- [Exercise task] Would you copy out the whole listing exactly as given?

______

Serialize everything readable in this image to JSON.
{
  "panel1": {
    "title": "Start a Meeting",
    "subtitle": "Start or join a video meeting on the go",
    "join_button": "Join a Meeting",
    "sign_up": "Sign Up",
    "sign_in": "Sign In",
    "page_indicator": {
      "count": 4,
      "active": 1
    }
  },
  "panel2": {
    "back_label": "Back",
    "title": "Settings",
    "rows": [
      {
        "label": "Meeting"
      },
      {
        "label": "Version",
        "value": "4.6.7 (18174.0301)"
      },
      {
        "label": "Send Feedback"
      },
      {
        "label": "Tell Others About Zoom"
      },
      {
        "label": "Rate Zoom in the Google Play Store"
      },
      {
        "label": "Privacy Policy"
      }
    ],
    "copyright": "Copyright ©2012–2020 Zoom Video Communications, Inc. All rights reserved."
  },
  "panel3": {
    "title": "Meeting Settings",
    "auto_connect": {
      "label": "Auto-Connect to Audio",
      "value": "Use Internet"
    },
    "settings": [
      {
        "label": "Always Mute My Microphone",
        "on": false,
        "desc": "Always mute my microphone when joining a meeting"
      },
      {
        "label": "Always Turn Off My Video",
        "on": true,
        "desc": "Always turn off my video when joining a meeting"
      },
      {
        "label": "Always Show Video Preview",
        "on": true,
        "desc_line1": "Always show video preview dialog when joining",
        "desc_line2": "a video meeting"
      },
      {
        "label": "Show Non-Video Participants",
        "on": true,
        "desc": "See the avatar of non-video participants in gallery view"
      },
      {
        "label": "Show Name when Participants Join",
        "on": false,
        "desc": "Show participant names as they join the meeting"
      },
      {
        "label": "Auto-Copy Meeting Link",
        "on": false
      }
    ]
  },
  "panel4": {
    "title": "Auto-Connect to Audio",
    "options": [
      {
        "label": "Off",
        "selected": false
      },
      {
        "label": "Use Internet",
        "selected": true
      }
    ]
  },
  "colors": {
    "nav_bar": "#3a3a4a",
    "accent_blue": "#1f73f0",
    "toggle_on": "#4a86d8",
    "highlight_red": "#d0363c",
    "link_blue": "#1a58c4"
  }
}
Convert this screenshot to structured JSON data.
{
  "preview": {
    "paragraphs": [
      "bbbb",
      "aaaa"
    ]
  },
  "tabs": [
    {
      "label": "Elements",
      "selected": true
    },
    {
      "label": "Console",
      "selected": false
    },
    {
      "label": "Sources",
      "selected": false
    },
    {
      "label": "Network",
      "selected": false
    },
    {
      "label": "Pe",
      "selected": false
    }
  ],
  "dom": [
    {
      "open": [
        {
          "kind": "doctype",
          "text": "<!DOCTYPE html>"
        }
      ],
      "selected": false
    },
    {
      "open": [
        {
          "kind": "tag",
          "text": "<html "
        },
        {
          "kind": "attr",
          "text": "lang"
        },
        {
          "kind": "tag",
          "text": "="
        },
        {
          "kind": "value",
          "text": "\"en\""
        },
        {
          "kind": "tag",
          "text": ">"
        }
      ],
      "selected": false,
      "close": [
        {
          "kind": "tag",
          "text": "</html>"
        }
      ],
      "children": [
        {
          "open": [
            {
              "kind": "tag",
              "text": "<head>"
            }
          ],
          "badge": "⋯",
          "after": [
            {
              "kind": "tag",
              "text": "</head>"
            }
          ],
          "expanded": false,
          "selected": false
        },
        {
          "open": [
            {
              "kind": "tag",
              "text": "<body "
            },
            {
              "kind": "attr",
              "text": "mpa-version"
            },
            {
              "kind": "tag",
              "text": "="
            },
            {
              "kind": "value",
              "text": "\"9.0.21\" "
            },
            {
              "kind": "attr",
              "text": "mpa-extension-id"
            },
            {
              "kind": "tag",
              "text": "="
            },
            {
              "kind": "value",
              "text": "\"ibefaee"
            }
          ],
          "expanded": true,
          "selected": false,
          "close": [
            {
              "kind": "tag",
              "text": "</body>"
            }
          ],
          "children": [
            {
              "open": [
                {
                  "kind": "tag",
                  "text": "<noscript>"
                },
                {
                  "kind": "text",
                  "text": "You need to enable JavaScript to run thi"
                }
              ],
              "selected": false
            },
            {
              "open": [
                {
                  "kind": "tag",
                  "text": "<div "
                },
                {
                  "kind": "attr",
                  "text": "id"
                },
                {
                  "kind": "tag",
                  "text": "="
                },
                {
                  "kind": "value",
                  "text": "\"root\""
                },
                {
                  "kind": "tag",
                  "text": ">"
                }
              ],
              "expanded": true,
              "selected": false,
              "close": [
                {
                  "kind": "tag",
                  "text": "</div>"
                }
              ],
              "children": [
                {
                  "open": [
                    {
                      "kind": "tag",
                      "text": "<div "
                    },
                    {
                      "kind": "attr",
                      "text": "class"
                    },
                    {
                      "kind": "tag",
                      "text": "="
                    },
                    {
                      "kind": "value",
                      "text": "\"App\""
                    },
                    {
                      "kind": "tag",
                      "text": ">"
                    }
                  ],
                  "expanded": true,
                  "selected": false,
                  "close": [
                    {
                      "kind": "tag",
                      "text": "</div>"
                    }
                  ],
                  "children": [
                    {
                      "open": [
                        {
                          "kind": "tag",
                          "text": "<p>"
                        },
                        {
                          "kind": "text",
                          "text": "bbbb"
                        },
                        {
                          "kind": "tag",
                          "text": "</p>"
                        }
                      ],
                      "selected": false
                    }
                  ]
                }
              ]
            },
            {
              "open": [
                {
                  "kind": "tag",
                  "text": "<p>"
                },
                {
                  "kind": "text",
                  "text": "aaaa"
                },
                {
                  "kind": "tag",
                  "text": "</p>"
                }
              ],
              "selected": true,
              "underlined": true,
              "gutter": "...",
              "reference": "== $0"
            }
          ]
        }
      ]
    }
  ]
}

______

- [Solution to this exercise]
Serialize everything readable in this image to JSON.
{
  "panel1": {
    "title": "Start a Meeting",
    "subtitle": "Start or join a video meeting on the go",
    "join_button": "Join a Meeting",
    "sign_up": "Sign Up",
    "sign_in": "Sign In",
    "page_indicator": {
      "count": 4,
      "active": 1
    }
  },
  "panel2": {
    "back_label": "Back",
    "title": "Settings",
    "rows": [
      {
        "label": "Meeting"
      },
      {
        "label": "Version",
        "value": "4.6.7 (18174.0301)"
      },
      {
        "label": "Send Feedback"
      },
      {
        "label": "Tell Others About Zoom"
      },
      {
        "label": "Rate Zoom in the Google Play Store"
      },
      {
        "label": "Privacy Policy"
      }
    ],
    "copyright": "Copyright ©2012–2020 Zoom Video Communications, Inc. All rights reserved."
  },
  "panel3": {
    "title": "Meeting Settings",
    "auto_connect": {
      "label": "Auto-Connect to Audio",
      "value": "Use Internet"
    },
    "settings": [
      {
        "label": "Always Mute My Microphone",
        "on": false,
        "desc": "Always mute my microphone when joining a meeting"
      },
      {
        "label": "Always Turn Off My Video",
        "on": true,
        "desc": "Always turn off my video when joining a meeting"
      },
      {
        "label": "Always Show Video Preview",
        "on": true,
        "desc_line1": "Always show video preview dialog when joining",
        "desc_line2": "a video meeting"
      },
      {
        "label": "Show Non-Video Participants",
        "on": true,
        "desc": "See the avatar of non-video participants in gallery view"
      },
      {
        "label": "Show Name when Participants Join",
        "on": false,
        "desc": "Show participant names as they join the meeting"
      },
      {
        "label": "Auto-Copy Meeting Link",
        "on": false
      }
    ]
  },
  "panel4": {
    "title": "Auto-Connect to Audio",
    "options": [
      {
        "label": "Off",
        "selected": false
      },
      {
        "label": "Use Internet",
        "selected": true
      }
    ]
  },
  "colors": {
    "nav_bar": "#3a3a4a",
    "accent_blue": "#1f73f0",
    "toggle_on": "#4a86d8",
    "highlight_red": "#d0363c",
    "link_blue": "#1a58c4"
  }
}
Convert this screenshot to structured JSON data.
{
  "preview": {
    "paragraphs": [
      "bbbb",
      "aaaa"
    ]
  },
  "tabs": [
    {
      "label": "Elements",
      "selected": true
    },
    {
      "label": "Console",
      "selected": false
    },
    {
      "label": "Sources",
      "selected": false
    },
    {
      "label": "Network",
      "selected": false
    },
    {
      "label": "Pe",
      "selected": false
    }
  ],
  "dom": [
    {
      "open": [
        {
          "kind": "doctype",
          "text": "<!DOCTYPE html>"
        }
      ],
      "selected": false
    },
    {
      "open": [
        {
          "kind": "tag",
          "text": "<html "
        },
        {
          "kind": "attr",
          "text": "lang"
        },
        {
          "kind": "tag",
          "text": "="
        },
        {
          "kind": "value",
          "text": "\"en\""
        },
        {
          "kind": "tag",
          "text": ">"
        }
      ],
      "selected": false,
      "close": [
        {
          "kind": "tag",
          "text": "</html>"
        }
      ],
      "children": [
        {
          "open": [
            {
              "kind": "tag",
              "text": "<head>"
            }
          ],
          "badge": "⋯",
          "after": [
            {
              "kind": "tag",
              "text": "</head>"
            }
          ],
          "expanded": false,
          "selected": false
        },
        {
          "open": [
            {
              "kind": "tag",
              "text": "<body "
            },
            {
              "kind": "attr",
              "text": "mpa-version"
            },
            {
              "kind": "tag",
              "text": "="
            },
            {
              "kind": "value",
              "text": "\"9.0.21\" "
            },
            {
              "kind": "attr",
              "text": "mpa-extension-id"
            },
            {
              "kind": "tag",
              "text": "="
            },
            {
              "kind": "value",
              "text": "\"ibefaee"
            }
          ],
          "expanded": true,
          "selected": false,
          "close": [
            {
              "kind": "tag",
              "text": "</body>"
            }
          ],
          "children": [
            {
              "open": [
                {
                  "kind": "tag",
                  "text": "<noscript>"
                },
                {
                  "kind": "text",
                  "text": "You need to enable JavaScript to run thi"
                }
              ],
              "selected": false
            },
            {
              "open": [
                {
                  "kind": "tag",
                  "text": "<div "
                },
                {
                  "kind": "attr",
                  "text": "id"
                },
                {
                  "kind": "tag",
                  "text": "="
                },
                {
                  "kind": "value",
                  "text": "\"root\""
                },
                {
                  "kind": "tag",
                  "text": ">"
                }
              ],
              "expanded": true,
              "selected": false,
              "close": [
                {
                  "kind": "tag",
                  "text": "</div>"
                }
              ],
              "children": [
                {
                  "open": [
                    {
                      "kind": "tag",
                      "text": "<div "
                    },
                    {
                      "kind": "attr",
                      "text": "class"
                    },
                    {
                      "kind": "tag",
                      "text": "="
                    },
                    {
                      "kind": "value",
                      "text": "\"App\""
                    },
                    {
                      "kind": "tag",
                      "text": ">"
                    }
                  ],
                  "expanded": true,
                  "selected": false,
                  "close": [
                    {
                      "kind": "tag",
                      "text": "</div>"
                    }
                  ],
                  "children": [
                    {
                      "open": [
                        {
                          "kind": "tag",
                          "text": "<p>"
                        },
                        {
                          "kind": "text",
                          "text": "bbbb"
                        },
                        {
                          "kind": "tag",
                          "text": "</p>"
                        }
                      ],
                      "selected": false
                    }
                  ]
                }
              ]
            },
            {
              "open": [
                {
                  "kind": "tag",
                  "text": "<p>"
                },
                {
                  "kind": "text",
                  "text": "aaaa"
                },
                {
                  "kind": "tag",
                  "text": "</p>"
                }
              ],
              "selected": true,
              "underlined": true,
              "gutter": "...",
              "reference": "== $0"
            }
          ]
        }
      ]
    }
  ]
}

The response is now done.